CONSEGNA
Prosegui l'articolo sulla Champions League, riprendendo subito dopo la sua ultima frase.

ESTRATTO DELLA PAGINA
________
Champions League | Barça e Psg ai quarti

Champions League

Il quarto turno della fase a gironi della Champions League ha emesso i primi verdetti.

Il Barcellona e il Paris Saint-Germain sono le prime due squadre qualificate ai quarti di finale, con 12 punti conquistati.

Le blaugrana hanno liquidato la pratica Hoffenheim (gruppo C) rifilando a Tufekovic e compagne cinque reti, che si aggiungono alle sette realizzazioni della partita di andata.

Le campionesse d’Europa impiegano un po’ più del previsto per sbloccare il risultato. La rete del 1-0 arriva al 41′ grazie al rigore conquistato e trasformato da Alexia Putellas.

Tra il 53′ e il 57′ il Barça chiude di fatto la pratica con il colpo di testa di Paredes su corner di Leon e con la rete in corsa di Bonmatì, che calcia con potenza sotto la traversa.

Al 89′ Torrejòn di testa mette a segno la rete del 4-0, nel recupero Cronogorcevic appoggia in porta per il definitivo 5-0.

E con la vittoria dell’Arsenal per 3-0 sul Køge, i giochi per la qualificazione ai quarti sembrano ormai fatti.
________
INFORMAZIONI
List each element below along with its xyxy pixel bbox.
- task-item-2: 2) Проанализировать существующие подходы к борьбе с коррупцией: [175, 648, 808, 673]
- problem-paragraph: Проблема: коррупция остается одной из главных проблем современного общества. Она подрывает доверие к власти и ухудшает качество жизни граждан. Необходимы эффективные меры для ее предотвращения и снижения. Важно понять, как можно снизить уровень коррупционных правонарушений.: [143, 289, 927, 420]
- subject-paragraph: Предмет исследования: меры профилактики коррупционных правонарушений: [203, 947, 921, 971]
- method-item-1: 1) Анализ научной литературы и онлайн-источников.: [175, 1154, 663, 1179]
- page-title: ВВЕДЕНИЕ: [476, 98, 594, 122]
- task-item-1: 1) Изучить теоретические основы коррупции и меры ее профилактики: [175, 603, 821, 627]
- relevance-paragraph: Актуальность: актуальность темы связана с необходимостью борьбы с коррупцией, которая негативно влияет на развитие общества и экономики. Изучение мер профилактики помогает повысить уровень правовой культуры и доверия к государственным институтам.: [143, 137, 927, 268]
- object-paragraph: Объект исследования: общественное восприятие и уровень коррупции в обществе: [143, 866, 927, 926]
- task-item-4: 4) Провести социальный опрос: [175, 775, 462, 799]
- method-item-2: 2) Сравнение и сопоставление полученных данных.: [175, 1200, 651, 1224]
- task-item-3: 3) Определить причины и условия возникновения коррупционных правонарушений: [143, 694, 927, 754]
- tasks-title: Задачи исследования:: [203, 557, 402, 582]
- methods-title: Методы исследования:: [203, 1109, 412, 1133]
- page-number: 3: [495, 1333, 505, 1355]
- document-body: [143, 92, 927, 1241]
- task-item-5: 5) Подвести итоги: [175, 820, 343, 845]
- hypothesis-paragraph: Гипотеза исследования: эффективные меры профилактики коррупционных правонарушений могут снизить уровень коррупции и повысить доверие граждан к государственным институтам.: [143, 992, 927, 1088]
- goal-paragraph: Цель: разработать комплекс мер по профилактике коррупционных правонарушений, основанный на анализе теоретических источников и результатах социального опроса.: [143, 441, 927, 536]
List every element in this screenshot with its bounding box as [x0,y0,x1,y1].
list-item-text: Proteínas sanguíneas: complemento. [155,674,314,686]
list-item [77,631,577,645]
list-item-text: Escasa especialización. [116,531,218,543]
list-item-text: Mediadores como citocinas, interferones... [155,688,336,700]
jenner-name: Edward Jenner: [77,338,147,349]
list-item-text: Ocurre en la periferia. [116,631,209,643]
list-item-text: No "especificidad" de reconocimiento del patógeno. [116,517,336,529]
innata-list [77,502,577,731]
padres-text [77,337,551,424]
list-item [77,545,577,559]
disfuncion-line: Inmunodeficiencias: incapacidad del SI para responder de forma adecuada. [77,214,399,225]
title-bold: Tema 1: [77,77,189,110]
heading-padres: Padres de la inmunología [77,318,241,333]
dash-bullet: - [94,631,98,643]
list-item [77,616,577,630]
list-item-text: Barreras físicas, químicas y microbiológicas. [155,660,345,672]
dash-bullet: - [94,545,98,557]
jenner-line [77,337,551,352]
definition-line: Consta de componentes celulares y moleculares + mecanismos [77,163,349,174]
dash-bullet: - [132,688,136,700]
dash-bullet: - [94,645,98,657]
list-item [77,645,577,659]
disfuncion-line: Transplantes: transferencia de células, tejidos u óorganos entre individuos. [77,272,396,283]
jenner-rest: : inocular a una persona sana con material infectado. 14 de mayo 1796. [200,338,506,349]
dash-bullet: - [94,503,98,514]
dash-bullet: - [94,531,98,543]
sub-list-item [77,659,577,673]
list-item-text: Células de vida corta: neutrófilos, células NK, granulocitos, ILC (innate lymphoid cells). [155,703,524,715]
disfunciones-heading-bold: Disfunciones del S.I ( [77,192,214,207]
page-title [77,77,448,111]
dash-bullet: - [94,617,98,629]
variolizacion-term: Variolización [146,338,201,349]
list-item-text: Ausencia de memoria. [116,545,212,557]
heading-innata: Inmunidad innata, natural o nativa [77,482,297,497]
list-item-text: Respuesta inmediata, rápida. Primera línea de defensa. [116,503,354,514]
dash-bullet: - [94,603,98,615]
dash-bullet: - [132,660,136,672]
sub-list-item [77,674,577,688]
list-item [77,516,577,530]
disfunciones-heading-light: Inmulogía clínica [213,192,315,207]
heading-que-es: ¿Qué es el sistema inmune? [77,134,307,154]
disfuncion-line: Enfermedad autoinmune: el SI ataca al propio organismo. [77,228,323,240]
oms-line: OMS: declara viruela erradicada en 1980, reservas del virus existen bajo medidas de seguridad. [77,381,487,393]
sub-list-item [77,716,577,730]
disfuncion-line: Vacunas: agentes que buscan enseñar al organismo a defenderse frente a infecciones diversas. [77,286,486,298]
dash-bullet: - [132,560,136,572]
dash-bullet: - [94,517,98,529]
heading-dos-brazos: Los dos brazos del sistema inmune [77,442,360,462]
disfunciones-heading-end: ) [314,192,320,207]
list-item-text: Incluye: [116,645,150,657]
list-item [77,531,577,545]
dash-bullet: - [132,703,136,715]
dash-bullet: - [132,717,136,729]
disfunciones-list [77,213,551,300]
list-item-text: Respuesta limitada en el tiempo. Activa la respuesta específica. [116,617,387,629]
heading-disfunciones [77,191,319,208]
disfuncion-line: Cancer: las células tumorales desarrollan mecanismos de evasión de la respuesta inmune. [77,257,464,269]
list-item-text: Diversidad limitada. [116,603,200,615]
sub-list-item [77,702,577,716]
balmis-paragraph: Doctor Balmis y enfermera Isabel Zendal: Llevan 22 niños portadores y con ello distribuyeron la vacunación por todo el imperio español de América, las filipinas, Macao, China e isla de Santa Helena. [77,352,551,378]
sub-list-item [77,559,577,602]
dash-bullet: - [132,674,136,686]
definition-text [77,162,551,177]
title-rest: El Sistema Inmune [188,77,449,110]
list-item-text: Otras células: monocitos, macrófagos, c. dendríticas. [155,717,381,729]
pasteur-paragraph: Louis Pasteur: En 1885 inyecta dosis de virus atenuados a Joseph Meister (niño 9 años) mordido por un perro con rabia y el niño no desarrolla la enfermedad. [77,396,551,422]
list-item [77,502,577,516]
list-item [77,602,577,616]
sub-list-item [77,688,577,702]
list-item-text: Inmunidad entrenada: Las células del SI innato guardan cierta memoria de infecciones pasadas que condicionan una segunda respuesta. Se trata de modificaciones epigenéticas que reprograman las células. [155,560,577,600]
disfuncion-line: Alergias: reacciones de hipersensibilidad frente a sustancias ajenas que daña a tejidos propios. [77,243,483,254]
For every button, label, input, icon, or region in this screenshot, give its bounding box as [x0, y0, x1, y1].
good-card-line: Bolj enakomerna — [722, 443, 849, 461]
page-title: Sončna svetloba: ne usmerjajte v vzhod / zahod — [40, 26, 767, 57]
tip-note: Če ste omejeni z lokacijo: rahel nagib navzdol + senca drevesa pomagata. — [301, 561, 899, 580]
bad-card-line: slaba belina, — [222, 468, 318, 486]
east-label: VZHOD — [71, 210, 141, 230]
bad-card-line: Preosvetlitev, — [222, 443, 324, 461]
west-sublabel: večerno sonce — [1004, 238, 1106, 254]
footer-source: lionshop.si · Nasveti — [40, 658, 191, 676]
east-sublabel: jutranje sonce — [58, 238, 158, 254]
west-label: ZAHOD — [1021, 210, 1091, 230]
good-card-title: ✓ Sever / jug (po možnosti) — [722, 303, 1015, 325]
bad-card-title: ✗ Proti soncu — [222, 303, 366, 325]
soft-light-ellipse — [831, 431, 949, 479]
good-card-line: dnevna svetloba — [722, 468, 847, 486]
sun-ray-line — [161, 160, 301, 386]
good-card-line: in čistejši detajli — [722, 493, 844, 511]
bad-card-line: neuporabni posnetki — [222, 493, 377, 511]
________
RISULTATO
Meno dilaganti le campionesse di Francia, a cui basta il 2-0 contro il Real Madrid (gruppo B) per staccare il pass per i quarti di finale di Champions League.

Le Merengues creano alcune occasioni da gol, in modo particolare con Esther Gonzalez, ma senza riuscire a trovare lo specchio della porta.

Al Psg invece bastano due tentativi per passare in vantaggio. É di Katoto la rete che al 33′ porta avanti le parigine, complice l’assenza di marcature sulla punizione battuta da Bachmann. Nel recupero Rodriguez salva su Katoto e Diani di testa manda alto.

Nella ripresa Labbé respinge di ginocchio su Gonzalez e dall’altra parte Karchaoui sigla il 2-0 al secondo tentativo personale, chiudendo la partita.

Nell’altra partita del girone, vittoria del Kharkiv in casa del Breidablik, andando a due soli punti dal Real Madrid.

Champions League, incertezza nel gruppo D

Chelsea (girone A) a un passo dalla qualificazione ai quarti di finale di Champions League, grazie al 1-0 con cui ha battuto il Servette (rete di Kerr al 67′). Un risultato inatteso per il numero ridottissimo di reti messe a segno dalle ragazze di Emma Hayes, che a Ginevra avevano vinto con un roboante 7-0.

Le campionesse d’Inghilterra saranno giudici nell’assegnazione del secondo posto, dato che affronteranno prima la Juventus in casa e poi il Wolfsburg in trasferta.

Clima di grande incertezza nel gruppo D. Il Bayern Monaco batte il Lione per 1 a 0 e vendica la sconfitta della gara di andata. A decidere l’incontro è l’ex di turno Saki Kumagai, che con un colpo di testa batte Endler.

Il Lione rischia subito dopo 70″ di gioco quando l’uscita di Endler fuori area favorische Schueller, che calcia a lato.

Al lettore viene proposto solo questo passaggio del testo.